» What the task requires
Using the records below, report how many lines hold "puniform", with no extra text.

══════════

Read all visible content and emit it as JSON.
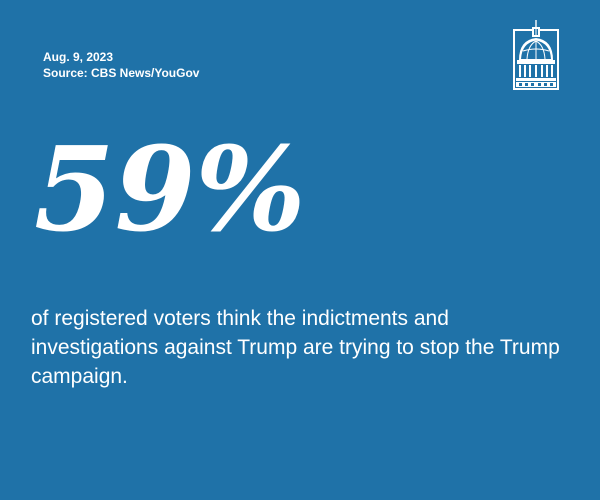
{
  "meta": {
    "date": "Aug. 9, 2023",
    "source": "Source: CBS News/YouGov"
  },
  "stat": {
    "value": "59%"
  },
  "statement": {
    "text": "of registered voters think the indictments and investigations against Trump are trying to stop the Trump campaign."
  },
  "logo": {
    "icon": "capitol-dome-icon"
  },
  "colors": {
    "background": "#1f72a8",
    "text": "#ffffff"
  }
}
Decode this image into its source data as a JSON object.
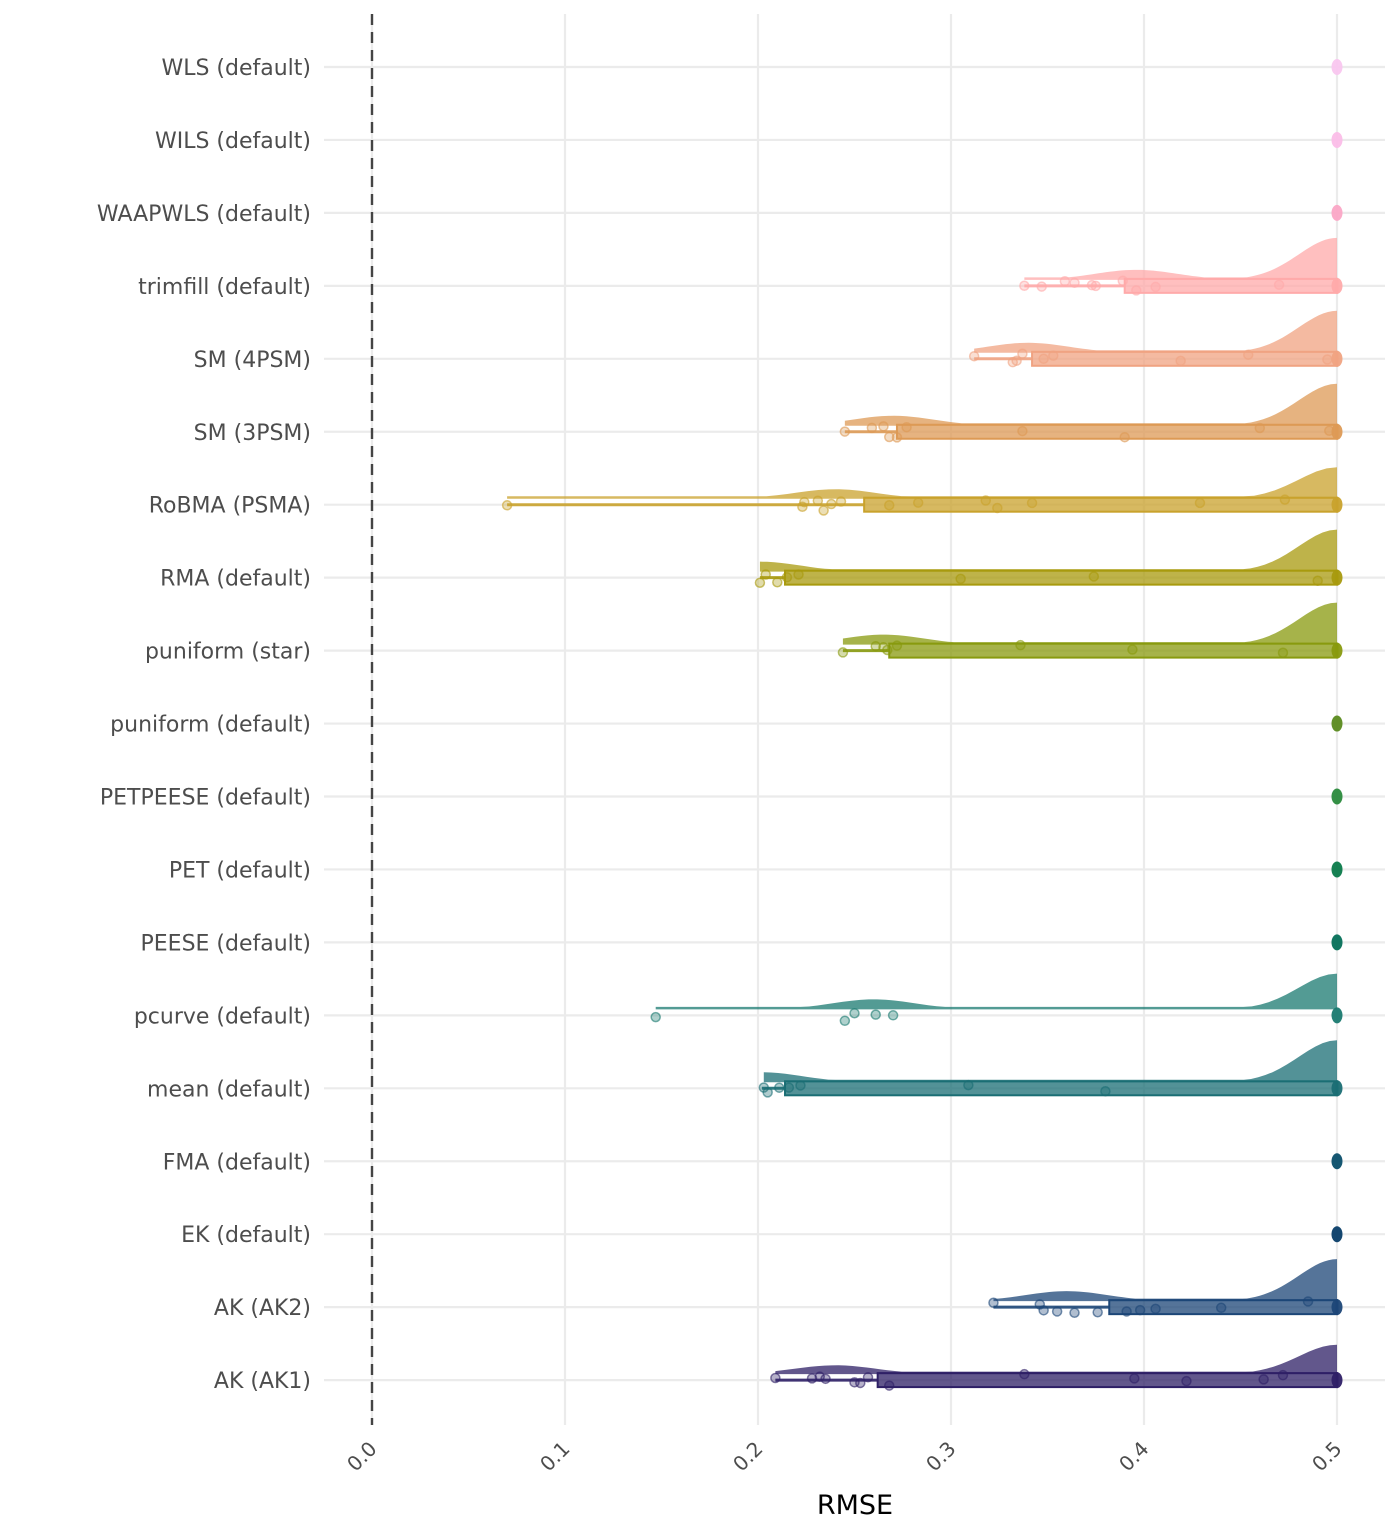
{
  "chart_data": {
    "type": "raincloud",
    "title": "",
    "xlabel": "RMSE",
    "ylabel": "",
    "xlim": [
      0,
      0.5
    ],
    "x_ticks": [
      0.0,
      0.1,
      0.2,
      0.3,
      0.4,
      0.5
    ],
    "x_tick_labels": [
      "0.0",
      "0.1",
      "0.2",
      "0.3",
      "0.4",
      "0.5"
    ],
    "x_tick_rotation_deg": 45,
    "reference_line": {
      "x": 0,
      "style": "dashed"
    },
    "grid": true,
    "legend": "none",
    "categories": [
      "WLS (default)",
      "WILS (default)",
      "WAAPWLS (default)",
      "trimfill (default)",
      "SM (4PSM)",
      "SM (3PSM)",
      "RoBMA (PSMA)",
      "RMA (default)",
      "puniform (star)",
      "puniform (default)",
      "PETPEESE (default)",
      "PET (default)",
      "PEESE (default)",
      "pcurve (default)",
      "mean (default)",
      "FMA (default)",
      "EK (default)",
      "AK (AK2)",
      "AK (AK1)"
    ],
    "series": [
      {
        "name": "WLS (default)",
        "color": "#f9c6ef",
        "points": [
          0.5
        ],
        "box": null,
        "density_peak": 0
      },
      {
        "name": "WILS (default)",
        "color": "#fbbde8",
        "points": [
          0.5
        ],
        "box": null,
        "density_peak": 0
      },
      {
        "name": "WAAPWLS (default)",
        "color": "#fba6c6",
        "points": [
          0.5
        ],
        "box": null,
        "density_peak": 0
      },
      {
        "name": "trimfill (default)",
        "color": "#ffaaaa",
        "points": [
          0.338,
          0.347,
          0.359,
          0.364,
          0.373,
          0.375,
          0.389,
          0.396,
          0.406,
          0.47,
          0.5
        ],
        "box": {
          "whisker_low": 0.338,
          "q1": 0.39,
          "median": 0.5,
          "q3": 0.5,
          "whisker_high": 0.5
        },
        "density_bump": 0.396,
        "density_peak": 1.0
      },
      {
        "name": "SM (4PSM)",
        "color": "#f0a382",
        "points": [
          0.312,
          0.332,
          0.334,
          0.337,
          0.348,
          0.353,
          0.419,
          0.454,
          0.495,
          0.5
        ],
        "box": {
          "whisker_low": 0.312,
          "q1": 0.342,
          "median": 0.5,
          "q3": 0.5,
          "whisker_high": 0.5
        },
        "density_bump": 0.34,
        "density_peak": 1.0
      },
      {
        "name": "SM (3PSM)",
        "color": "#dd9a55",
        "points": [
          0.245,
          0.259,
          0.265,
          0.268,
          0.272,
          0.277,
          0.337,
          0.39,
          0.46,
          0.496,
          0.5
        ],
        "box": {
          "whisker_low": 0.245,
          "q1": 0.272,
          "median": 0.5,
          "q3": 0.5,
          "whisker_high": 0.5
        },
        "density_bump": 0.27,
        "density_peak": 1.0
      },
      {
        "name": "RoBMA (PSMA)",
        "color": "#c9a22c",
        "points": [
          0.07,
          0.223,
          0.224,
          0.231,
          0.234,
          0.238,
          0.243,
          0.268,
          0.283,
          0.318,
          0.324,
          0.342,
          0.429,
          0.473,
          0.5
        ],
        "box": {
          "whisker_low": 0.07,
          "q1": 0.255,
          "median": 0.5,
          "q3": 0.5,
          "whisker_high": 0.5
        },
        "density_bump": 0.24,
        "density_peak": 0.75
      },
      {
        "name": "RMA (default)",
        "color": "#a89a0e",
        "points": [
          0.201,
          0.204,
          0.21,
          0.215,
          0.221,
          0.305,
          0.374,
          0.49,
          0.5
        ],
        "box": {
          "whisker_low": 0.201,
          "q1": 0.214,
          "median": 0.5,
          "q3": 0.5,
          "whisker_high": 0.5
        },
        "density_bump": 0.201,
        "density_peak": 1.0
      },
      {
        "name": "puniform (star)",
        "color": "#889a0e",
        "points": [
          0.244,
          0.261,
          0.265,
          0.267,
          0.272,
          0.336,
          0.394,
          0.472,
          0.5
        ],
        "box": {
          "whisker_low": 0.244,
          "q1": 0.268,
          "median": 0.5,
          "q3": 0.5,
          "whisker_high": 0.5
        },
        "density_bump": 0.265,
        "density_peak": 1.0
      },
      {
        "name": "puniform (default)",
        "color": "#5a8a1e",
        "points": [
          0.5
        ],
        "box": null,
        "density_peak": 0
      },
      {
        "name": "PETPEESE (default)",
        "color": "#2a8a3c",
        "points": [
          0.5
        ],
        "box": null,
        "density_peak": 0
      },
      {
        "name": "PET (default)",
        "color": "#0a7a4a",
        "points": [
          0.5
        ],
        "box": null,
        "density_peak": 0
      },
      {
        "name": "PEESE (default)",
        "color": "#057058",
        "points": [
          0.5
        ],
        "box": null,
        "density_peak": 0
      },
      {
        "name": "pcurve (default)",
        "color": "#1a7a70",
        "points": [
          0.147,
          0.245,
          0.25,
          0.261,
          0.27,
          0.5
        ],
        "box": null,
        "density_bump": 0.26,
        "density_peak": 0.85
      },
      {
        "name": "mean (default)",
        "color": "#1a6e74",
        "points": [
          0.203,
          0.205,
          0.211,
          0.216,
          0.222,
          0.309,
          0.38,
          0.5
        ],
        "box": {
          "whisker_low": 0.202,
          "q1": 0.214,
          "median": 0.5,
          "q3": 0.5,
          "whisker_high": 0.5
        },
        "density_bump": 0.202,
        "density_peak": 1.0
      },
      {
        "name": "FMA (default)",
        "color": "#0a4e6a",
        "points": [
          0.5
        ],
        "box": null,
        "density_peak": 0
      },
      {
        "name": "EK (default)",
        "color": "#083d68",
        "points": [
          0.5
        ],
        "box": null,
        "density_peak": 0
      },
      {
        "name": "AK (AK2)",
        "color": "#1c4677",
        "points": [
          0.322,
          0.346,
          0.348,
          0.355,
          0.364,
          0.376,
          0.391,
          0.398,
          0.406,
          0.44,
          0.485,
          0.5
        ],
        "box": {
          "whisker_low": 0.322,
          "q1": 0.382,
          "median": 0.5,
          "q3": 0.5,
          "whisker_high": 0.5
        },
        "density_bump": 0.36,
        "density_peak": 1.0
      },
      {
        "name": "AK (AK1)",
        "color": "#2e1f66",
        "points": [
          0.209,
          0.228,
          0.232,
          0.235,
          0.25,
          0.253,
          0.257,
          0.268,
          0.338,
          0.395,
          0.422,
          0.462,
          0.472,
          0.5
        ],
        "box": {
          "whisker_low": 0.209,
          "q1": 0.262,
          "median": 0.5,
          "q3": 0.5,
          "whisker_high": 0.5
        },
        "density_bump": 0.24,
        "density_peak": 0.7
      }
    ]
  }
}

══════════

» Full output
4